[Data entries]
+ + +

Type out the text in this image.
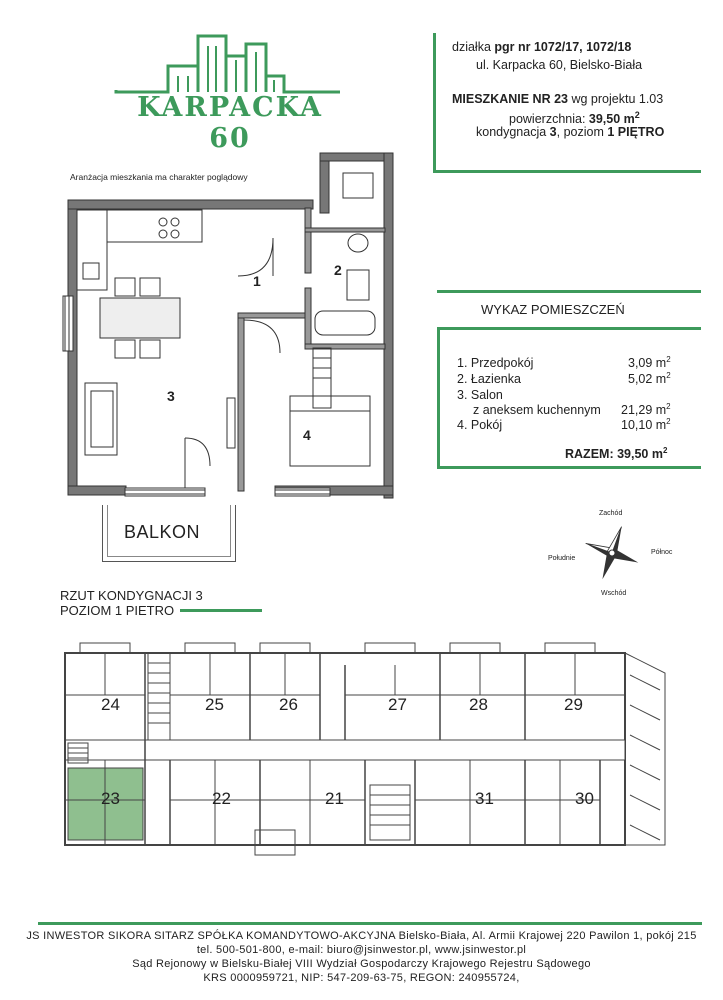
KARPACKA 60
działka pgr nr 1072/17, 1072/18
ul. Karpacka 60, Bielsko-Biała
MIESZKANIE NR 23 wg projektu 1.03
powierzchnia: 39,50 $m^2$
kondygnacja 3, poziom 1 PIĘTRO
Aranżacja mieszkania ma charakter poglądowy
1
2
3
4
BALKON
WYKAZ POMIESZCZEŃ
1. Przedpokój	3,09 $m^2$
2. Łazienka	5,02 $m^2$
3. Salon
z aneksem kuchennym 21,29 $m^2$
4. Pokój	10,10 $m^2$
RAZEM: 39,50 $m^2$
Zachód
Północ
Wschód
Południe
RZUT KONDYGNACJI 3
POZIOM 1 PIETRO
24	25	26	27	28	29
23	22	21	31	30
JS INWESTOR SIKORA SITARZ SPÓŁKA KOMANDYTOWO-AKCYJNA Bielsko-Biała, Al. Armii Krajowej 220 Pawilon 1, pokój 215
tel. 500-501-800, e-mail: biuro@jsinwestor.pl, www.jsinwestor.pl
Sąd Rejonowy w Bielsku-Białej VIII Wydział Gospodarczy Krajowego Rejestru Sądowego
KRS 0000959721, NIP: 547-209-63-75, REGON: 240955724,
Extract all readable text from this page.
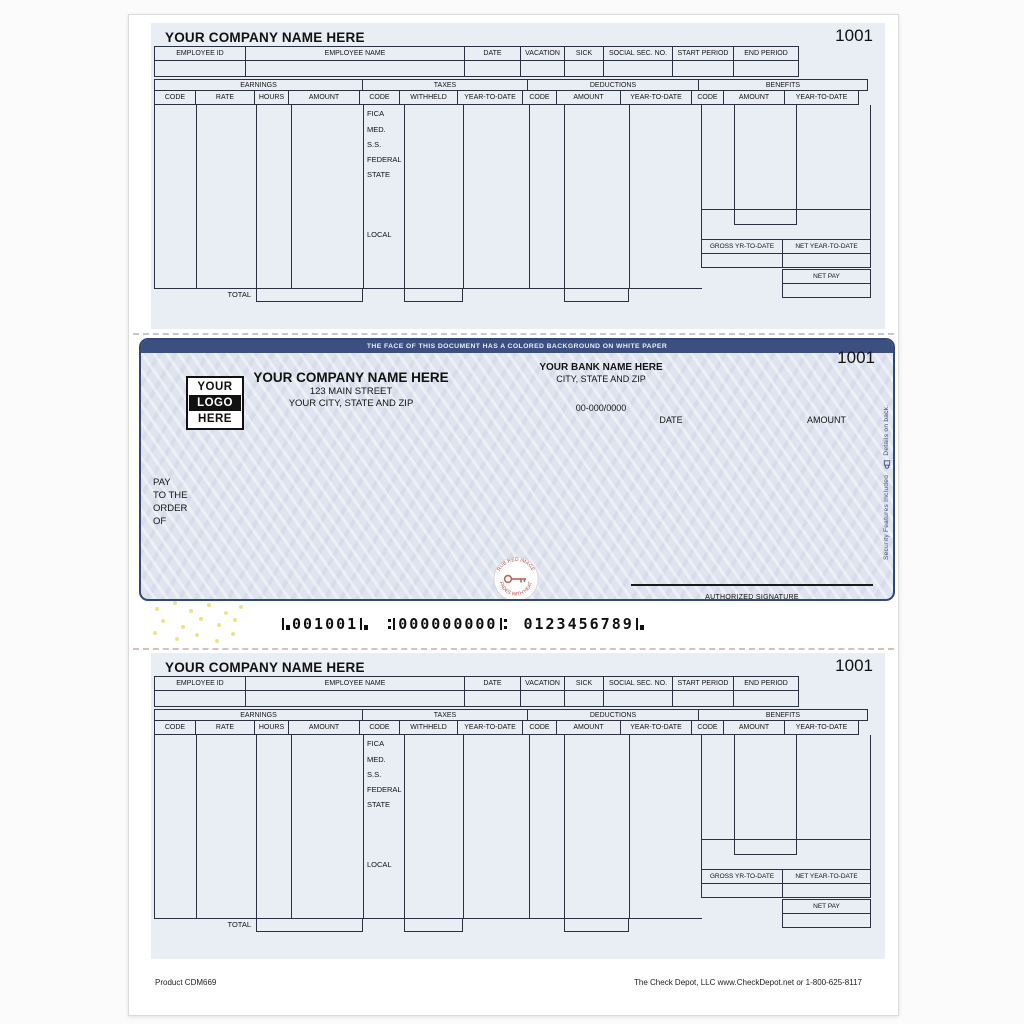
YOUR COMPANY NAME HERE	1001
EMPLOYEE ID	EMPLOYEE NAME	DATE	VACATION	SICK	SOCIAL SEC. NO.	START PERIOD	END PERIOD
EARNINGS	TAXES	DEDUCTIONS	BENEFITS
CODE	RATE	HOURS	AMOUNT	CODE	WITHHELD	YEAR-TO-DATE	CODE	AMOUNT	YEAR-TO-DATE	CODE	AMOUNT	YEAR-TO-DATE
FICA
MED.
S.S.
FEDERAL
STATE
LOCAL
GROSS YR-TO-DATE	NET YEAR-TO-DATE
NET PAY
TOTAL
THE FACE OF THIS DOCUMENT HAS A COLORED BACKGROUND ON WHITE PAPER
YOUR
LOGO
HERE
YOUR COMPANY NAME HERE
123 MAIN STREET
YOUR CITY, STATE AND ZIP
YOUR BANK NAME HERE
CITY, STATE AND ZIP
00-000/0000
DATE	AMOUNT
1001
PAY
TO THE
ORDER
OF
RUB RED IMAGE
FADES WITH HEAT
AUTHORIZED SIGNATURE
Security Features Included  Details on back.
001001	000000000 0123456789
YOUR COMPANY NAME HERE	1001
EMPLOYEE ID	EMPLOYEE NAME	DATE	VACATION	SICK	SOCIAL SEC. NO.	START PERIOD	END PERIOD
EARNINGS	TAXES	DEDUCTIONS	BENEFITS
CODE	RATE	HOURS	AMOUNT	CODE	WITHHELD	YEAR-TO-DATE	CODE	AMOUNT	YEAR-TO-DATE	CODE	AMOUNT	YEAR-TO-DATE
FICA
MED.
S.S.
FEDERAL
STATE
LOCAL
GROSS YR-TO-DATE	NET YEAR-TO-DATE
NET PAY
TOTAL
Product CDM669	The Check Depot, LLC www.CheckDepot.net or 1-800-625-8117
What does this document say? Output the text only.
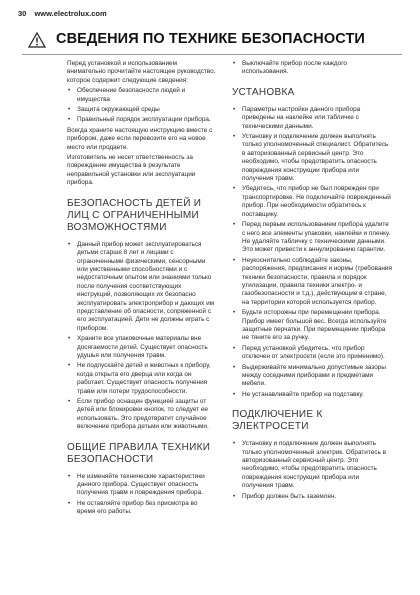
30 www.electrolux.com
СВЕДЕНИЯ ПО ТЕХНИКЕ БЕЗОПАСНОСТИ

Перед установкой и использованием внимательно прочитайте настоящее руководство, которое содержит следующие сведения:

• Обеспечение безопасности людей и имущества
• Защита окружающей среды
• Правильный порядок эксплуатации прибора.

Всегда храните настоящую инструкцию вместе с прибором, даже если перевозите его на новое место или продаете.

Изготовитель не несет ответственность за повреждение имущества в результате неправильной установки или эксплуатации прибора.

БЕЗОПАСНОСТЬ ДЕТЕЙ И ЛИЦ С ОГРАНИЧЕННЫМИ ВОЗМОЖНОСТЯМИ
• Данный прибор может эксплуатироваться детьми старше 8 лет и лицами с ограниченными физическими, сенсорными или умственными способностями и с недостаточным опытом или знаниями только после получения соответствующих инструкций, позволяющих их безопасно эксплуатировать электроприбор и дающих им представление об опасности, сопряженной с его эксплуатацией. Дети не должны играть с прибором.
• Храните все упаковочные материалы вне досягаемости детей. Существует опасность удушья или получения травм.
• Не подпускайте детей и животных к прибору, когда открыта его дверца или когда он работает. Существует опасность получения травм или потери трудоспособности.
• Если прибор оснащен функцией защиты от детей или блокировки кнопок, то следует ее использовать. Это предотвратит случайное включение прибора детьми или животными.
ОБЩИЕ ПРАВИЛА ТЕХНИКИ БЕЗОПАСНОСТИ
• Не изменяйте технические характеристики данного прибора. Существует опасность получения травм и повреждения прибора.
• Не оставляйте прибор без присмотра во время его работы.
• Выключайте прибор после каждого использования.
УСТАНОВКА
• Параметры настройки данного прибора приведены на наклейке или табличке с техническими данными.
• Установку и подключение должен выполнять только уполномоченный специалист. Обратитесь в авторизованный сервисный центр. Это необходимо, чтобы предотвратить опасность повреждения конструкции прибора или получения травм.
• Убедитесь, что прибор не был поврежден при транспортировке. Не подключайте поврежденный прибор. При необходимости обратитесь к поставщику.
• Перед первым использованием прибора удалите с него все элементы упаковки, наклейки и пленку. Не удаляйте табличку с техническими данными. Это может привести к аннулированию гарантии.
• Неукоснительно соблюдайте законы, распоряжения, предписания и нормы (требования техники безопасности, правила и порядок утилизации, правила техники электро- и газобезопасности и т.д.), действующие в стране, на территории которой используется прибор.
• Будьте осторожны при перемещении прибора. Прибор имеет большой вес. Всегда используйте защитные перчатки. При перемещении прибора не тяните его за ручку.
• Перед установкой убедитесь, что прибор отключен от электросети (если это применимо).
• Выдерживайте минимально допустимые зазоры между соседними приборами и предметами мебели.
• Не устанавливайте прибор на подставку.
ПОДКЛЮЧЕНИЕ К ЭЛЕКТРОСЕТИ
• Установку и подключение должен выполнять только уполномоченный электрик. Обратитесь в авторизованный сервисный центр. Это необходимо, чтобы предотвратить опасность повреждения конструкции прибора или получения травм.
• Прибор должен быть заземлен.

+ + +

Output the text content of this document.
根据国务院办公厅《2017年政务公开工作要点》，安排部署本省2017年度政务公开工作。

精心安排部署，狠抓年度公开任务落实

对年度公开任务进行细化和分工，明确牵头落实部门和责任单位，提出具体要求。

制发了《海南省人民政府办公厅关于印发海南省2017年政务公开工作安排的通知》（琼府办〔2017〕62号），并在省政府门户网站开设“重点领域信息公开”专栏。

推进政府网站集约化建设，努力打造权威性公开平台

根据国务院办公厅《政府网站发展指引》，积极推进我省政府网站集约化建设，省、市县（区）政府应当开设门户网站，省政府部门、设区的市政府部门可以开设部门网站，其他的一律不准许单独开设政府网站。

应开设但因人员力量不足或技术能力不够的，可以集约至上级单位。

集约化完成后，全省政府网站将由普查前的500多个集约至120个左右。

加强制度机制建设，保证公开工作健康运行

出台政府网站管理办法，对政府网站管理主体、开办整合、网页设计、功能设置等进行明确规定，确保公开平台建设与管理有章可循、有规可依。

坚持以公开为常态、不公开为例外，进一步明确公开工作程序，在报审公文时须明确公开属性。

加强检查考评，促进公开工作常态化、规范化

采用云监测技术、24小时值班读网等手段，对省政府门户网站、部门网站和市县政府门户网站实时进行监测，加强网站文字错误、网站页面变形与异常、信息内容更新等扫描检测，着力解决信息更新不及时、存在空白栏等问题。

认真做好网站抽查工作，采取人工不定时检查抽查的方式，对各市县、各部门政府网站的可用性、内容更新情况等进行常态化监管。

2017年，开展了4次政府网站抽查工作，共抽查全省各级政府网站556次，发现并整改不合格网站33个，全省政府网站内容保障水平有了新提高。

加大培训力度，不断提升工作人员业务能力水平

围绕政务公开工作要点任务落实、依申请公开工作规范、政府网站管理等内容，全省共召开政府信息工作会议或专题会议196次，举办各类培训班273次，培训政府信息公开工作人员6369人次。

+ + +

> _Given problem_: Review the preceding data and report every line that includes the string "прибором".

> _Output of the task_:
Всегда храните настоящую инструкцию вместе с прибором, даже если перевозите его на новое место или продаете.
• Данный прибор может эксплуатироваться детьми старше 8 лет и лицами с ограниченными физическими, сенсорными или умственными способностями и с недостаточным опытом или знаниями только после получения соответствующих инструкций, позволяющих их безопасно эксплуатировать электроприбор и дающих им представление об опасности, сопряженной с его эксплуатацией. Дети не должны играть с прибором.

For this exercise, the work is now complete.